■ Required task ■
A line counts if it contains the word "name" at least once. State how many such lines the records contain, giving the number alone.

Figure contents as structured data
|---|

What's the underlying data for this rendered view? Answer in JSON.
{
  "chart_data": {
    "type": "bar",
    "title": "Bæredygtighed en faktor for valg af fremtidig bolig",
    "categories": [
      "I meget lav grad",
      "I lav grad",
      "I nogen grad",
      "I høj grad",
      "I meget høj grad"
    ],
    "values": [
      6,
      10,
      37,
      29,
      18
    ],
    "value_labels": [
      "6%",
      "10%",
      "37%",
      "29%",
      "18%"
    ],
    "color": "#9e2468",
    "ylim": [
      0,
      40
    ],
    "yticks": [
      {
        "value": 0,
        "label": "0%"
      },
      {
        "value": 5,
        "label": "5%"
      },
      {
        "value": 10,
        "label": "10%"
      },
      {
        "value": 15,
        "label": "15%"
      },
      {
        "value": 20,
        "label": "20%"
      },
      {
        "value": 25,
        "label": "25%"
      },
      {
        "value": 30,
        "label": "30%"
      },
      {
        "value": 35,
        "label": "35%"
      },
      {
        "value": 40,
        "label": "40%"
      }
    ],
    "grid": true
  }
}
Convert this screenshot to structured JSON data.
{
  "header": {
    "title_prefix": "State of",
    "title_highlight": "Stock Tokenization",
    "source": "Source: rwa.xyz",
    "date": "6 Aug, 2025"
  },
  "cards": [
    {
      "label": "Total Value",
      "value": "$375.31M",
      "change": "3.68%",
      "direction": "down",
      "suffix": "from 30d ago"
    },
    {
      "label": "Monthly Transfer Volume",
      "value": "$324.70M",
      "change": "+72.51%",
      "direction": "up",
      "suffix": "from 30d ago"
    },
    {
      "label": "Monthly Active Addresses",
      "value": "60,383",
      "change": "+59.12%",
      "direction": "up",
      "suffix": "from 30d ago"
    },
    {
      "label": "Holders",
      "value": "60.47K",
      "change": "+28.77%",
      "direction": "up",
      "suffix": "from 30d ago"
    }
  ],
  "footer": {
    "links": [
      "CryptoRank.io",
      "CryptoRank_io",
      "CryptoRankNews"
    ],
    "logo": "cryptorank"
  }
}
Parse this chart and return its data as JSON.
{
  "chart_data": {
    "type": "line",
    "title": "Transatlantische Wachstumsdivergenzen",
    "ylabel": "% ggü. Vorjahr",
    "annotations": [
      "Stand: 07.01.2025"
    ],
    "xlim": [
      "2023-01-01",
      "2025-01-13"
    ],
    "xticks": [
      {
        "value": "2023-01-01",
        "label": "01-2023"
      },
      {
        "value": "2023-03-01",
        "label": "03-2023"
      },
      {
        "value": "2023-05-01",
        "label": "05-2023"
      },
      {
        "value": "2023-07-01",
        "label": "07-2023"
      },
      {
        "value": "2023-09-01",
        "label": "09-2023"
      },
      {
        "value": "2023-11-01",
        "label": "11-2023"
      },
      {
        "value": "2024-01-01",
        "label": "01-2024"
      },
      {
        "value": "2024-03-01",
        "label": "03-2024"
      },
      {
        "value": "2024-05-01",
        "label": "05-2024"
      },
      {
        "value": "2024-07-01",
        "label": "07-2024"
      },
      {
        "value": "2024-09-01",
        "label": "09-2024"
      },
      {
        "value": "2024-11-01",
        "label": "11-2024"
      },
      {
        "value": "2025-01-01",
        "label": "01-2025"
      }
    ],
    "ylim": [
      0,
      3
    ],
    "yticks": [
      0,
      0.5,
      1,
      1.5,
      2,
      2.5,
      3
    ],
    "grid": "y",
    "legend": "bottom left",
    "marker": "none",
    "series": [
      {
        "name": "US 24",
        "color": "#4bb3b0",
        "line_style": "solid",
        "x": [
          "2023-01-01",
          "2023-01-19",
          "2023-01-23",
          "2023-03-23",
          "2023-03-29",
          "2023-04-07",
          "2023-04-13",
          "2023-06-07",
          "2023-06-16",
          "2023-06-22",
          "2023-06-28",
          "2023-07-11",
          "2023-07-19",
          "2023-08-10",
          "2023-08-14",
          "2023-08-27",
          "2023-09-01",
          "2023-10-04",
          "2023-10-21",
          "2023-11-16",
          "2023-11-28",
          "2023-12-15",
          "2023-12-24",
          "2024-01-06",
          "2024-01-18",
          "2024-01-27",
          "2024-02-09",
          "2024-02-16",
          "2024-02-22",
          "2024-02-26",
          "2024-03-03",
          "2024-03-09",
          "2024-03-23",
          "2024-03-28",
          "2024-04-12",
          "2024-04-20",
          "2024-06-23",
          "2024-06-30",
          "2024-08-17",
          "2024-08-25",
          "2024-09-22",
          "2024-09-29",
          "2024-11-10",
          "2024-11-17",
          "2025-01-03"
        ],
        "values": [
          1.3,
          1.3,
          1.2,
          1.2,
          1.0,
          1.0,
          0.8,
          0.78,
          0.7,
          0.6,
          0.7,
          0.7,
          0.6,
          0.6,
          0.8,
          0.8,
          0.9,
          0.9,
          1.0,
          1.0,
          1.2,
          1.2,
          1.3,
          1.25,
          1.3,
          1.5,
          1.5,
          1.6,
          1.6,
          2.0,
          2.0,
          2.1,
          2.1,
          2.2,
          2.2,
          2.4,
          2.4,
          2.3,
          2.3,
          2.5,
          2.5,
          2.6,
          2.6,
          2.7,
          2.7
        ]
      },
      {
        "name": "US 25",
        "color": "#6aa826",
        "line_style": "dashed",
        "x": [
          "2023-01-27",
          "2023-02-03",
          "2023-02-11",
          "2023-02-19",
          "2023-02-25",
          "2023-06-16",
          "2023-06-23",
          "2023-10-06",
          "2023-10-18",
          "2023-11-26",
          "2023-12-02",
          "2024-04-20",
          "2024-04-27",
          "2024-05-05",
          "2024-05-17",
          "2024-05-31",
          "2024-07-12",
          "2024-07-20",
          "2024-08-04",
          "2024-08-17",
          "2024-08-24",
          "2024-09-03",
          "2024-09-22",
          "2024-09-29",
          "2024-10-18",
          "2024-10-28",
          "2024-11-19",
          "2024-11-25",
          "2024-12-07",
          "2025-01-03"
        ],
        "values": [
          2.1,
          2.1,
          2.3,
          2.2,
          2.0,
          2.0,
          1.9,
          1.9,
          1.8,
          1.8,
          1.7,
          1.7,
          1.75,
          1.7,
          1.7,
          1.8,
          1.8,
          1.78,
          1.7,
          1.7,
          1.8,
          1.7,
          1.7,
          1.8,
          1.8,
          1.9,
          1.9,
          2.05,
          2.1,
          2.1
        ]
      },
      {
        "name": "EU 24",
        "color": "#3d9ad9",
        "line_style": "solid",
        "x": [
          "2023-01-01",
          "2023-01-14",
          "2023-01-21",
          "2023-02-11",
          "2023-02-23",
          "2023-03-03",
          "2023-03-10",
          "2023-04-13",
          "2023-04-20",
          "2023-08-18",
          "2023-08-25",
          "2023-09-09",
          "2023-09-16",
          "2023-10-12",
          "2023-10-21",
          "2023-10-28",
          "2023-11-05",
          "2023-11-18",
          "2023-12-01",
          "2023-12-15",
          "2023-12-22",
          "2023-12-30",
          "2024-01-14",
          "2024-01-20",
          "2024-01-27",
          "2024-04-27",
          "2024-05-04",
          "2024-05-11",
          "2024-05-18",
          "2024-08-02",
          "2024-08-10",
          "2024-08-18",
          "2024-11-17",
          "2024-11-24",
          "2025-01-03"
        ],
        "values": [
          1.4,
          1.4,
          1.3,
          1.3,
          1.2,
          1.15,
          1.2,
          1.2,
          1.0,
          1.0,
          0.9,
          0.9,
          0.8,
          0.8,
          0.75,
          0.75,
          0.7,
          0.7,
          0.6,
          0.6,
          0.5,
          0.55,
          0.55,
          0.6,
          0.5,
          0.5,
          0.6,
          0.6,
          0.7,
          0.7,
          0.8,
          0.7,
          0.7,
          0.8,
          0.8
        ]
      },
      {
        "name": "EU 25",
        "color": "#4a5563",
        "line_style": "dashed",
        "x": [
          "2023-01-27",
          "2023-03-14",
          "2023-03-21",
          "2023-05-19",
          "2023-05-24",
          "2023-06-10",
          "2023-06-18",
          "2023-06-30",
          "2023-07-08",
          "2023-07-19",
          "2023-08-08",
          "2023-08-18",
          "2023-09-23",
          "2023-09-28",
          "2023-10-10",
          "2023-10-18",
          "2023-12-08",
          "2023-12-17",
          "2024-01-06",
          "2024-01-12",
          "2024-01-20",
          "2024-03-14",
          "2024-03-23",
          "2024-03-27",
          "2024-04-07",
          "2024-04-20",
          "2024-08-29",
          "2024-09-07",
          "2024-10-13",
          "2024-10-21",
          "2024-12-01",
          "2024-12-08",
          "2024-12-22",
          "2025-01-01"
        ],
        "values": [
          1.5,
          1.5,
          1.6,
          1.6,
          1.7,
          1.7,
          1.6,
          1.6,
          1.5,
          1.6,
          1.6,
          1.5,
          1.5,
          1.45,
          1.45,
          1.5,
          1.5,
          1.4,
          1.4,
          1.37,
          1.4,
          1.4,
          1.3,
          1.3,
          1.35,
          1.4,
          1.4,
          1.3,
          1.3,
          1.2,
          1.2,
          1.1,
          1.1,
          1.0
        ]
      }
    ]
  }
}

|---|

■ Exercise answer ■
4